■ **Requirement**
Search the listing below for "object". Copy each matching line.

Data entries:
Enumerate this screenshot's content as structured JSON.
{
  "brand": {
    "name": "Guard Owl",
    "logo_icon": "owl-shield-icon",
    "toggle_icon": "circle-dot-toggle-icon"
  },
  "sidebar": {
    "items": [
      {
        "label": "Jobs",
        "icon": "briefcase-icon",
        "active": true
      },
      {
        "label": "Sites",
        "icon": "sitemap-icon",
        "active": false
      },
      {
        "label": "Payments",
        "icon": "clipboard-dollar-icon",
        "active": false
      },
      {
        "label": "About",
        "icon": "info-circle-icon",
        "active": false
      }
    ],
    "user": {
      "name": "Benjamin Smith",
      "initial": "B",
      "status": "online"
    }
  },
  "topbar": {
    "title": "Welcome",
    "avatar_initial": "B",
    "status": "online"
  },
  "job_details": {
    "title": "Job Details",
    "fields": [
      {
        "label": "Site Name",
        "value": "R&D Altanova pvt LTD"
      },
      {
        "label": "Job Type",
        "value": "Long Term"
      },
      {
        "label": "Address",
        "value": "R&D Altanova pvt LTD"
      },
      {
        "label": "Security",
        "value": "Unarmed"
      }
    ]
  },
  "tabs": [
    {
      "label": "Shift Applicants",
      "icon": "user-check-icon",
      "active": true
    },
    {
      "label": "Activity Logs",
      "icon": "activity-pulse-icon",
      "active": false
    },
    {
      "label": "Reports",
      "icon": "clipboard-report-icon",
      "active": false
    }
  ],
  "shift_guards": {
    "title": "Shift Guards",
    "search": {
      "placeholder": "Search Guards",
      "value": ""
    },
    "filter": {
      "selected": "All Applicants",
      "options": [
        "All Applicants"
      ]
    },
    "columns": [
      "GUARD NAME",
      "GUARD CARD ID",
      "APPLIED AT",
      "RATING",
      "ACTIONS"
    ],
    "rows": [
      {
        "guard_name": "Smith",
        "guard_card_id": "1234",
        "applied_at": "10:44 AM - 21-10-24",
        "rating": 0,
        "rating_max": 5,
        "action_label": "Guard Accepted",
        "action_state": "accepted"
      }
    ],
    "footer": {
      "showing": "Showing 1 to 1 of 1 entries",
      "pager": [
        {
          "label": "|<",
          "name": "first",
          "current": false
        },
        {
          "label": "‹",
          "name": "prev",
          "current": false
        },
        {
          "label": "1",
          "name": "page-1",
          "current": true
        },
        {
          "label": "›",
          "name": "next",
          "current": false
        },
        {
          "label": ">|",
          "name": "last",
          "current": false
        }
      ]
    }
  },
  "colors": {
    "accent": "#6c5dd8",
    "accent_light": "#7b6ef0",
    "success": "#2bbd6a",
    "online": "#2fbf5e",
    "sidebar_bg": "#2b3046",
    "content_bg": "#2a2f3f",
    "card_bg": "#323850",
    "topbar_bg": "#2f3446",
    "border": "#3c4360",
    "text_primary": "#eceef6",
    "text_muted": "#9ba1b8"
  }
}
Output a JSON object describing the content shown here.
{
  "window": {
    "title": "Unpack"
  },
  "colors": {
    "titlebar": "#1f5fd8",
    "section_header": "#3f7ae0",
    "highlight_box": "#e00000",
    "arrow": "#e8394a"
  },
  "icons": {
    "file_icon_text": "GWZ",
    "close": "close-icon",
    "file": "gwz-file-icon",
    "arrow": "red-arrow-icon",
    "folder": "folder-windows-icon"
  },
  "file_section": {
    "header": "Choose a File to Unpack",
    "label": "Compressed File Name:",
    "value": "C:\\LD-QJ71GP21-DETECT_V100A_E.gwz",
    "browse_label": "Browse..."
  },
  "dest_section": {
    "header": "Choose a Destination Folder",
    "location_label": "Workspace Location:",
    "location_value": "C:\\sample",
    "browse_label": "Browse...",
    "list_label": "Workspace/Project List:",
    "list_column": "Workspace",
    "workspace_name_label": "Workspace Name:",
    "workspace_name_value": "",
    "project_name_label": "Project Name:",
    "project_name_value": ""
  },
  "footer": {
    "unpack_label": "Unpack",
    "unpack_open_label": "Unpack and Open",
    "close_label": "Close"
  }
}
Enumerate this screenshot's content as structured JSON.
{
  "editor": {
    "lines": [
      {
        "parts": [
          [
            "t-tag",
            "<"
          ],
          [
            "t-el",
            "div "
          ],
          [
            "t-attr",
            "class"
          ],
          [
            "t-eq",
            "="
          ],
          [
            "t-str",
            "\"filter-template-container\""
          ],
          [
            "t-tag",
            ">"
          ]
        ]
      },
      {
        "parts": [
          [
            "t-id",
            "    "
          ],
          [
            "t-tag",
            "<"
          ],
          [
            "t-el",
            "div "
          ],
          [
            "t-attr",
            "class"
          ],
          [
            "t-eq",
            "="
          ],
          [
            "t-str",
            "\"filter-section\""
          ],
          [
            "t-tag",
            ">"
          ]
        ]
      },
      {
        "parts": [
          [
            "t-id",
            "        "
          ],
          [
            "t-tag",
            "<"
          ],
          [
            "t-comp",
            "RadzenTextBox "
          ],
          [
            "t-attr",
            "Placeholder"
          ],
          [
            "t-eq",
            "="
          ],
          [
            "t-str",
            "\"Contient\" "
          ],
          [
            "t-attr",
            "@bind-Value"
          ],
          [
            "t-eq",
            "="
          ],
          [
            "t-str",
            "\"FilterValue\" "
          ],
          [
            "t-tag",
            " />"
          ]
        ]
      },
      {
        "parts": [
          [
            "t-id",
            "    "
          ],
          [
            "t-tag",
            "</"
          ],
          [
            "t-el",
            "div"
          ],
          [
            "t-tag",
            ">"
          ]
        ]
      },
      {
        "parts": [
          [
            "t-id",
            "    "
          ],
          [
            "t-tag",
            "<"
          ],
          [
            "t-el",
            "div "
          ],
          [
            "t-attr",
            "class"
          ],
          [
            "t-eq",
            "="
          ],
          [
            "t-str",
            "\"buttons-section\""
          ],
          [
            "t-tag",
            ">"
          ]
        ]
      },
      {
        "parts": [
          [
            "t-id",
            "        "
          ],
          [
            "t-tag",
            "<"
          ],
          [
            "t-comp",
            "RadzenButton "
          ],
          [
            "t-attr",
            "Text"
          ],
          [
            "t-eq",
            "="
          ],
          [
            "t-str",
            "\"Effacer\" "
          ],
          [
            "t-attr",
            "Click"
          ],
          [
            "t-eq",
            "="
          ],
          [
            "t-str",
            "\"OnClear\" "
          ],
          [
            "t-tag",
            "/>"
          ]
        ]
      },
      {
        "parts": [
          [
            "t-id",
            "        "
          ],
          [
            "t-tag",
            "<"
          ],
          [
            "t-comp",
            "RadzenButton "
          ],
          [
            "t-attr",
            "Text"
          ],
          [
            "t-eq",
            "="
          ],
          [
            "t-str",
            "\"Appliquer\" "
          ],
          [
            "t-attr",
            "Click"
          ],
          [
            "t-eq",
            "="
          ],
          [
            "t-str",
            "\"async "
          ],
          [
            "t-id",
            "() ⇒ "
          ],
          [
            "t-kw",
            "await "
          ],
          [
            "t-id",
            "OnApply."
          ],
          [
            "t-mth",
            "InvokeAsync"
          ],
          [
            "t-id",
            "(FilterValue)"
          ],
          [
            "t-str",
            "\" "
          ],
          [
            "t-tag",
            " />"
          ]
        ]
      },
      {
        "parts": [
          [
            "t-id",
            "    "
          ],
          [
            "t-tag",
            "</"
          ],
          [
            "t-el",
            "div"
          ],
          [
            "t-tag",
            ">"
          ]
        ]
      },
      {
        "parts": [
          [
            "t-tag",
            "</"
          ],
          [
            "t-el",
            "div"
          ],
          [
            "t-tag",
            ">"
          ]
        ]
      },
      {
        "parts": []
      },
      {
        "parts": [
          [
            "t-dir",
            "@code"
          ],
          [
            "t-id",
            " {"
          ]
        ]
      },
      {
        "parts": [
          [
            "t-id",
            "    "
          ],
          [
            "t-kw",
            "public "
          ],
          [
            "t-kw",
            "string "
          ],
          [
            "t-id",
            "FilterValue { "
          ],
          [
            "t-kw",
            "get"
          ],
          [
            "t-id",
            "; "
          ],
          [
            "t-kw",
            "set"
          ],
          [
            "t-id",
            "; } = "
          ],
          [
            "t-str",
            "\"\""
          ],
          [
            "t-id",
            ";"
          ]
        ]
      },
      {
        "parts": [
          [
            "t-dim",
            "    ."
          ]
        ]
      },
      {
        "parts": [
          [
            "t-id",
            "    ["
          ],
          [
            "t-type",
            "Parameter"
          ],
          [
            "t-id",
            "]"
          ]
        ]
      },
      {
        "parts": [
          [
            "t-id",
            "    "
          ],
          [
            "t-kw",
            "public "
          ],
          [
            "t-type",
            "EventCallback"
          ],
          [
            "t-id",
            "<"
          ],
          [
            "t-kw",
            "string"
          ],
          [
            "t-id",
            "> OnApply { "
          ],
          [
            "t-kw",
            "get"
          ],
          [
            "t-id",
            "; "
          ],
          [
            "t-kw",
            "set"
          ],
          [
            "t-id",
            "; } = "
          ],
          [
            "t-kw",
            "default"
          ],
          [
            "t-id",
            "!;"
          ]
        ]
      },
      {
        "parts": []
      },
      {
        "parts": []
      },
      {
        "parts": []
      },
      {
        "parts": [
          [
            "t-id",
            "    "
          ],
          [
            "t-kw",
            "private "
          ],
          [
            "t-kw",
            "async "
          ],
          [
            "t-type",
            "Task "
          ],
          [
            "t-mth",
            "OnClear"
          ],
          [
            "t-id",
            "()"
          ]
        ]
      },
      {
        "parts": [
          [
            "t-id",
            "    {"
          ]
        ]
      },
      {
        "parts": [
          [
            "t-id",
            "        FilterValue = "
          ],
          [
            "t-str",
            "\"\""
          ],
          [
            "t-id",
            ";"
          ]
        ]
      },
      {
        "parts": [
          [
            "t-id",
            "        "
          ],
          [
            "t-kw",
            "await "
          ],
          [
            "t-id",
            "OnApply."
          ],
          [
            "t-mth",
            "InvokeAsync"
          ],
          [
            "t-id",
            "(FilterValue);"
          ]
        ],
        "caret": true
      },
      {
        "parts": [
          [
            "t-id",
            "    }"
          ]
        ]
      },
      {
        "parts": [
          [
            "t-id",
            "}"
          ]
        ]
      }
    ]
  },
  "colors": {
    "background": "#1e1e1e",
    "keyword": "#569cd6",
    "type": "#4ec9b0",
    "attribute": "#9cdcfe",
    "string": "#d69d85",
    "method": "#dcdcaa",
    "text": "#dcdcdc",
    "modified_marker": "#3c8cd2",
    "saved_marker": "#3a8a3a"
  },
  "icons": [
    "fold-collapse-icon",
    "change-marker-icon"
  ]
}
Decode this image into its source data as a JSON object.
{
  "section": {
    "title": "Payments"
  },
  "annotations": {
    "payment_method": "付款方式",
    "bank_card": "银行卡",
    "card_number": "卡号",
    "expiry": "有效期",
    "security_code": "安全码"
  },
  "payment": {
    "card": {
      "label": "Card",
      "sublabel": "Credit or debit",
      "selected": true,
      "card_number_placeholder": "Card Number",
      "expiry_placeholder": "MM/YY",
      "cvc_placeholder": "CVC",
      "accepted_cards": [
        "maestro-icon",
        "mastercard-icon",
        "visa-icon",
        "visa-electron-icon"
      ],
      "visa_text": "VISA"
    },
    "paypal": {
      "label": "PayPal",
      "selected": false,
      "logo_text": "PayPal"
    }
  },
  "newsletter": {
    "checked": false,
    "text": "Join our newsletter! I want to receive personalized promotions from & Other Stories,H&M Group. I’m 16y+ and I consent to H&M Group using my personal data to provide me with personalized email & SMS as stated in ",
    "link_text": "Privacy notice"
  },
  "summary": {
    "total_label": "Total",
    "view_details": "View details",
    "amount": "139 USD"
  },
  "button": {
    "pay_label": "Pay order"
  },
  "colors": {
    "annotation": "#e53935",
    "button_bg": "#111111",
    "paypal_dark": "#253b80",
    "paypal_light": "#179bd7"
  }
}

■ **Answer to this problem**
Output a JSON object describing the content shown here.
Decode this image into its source data as a JSON object.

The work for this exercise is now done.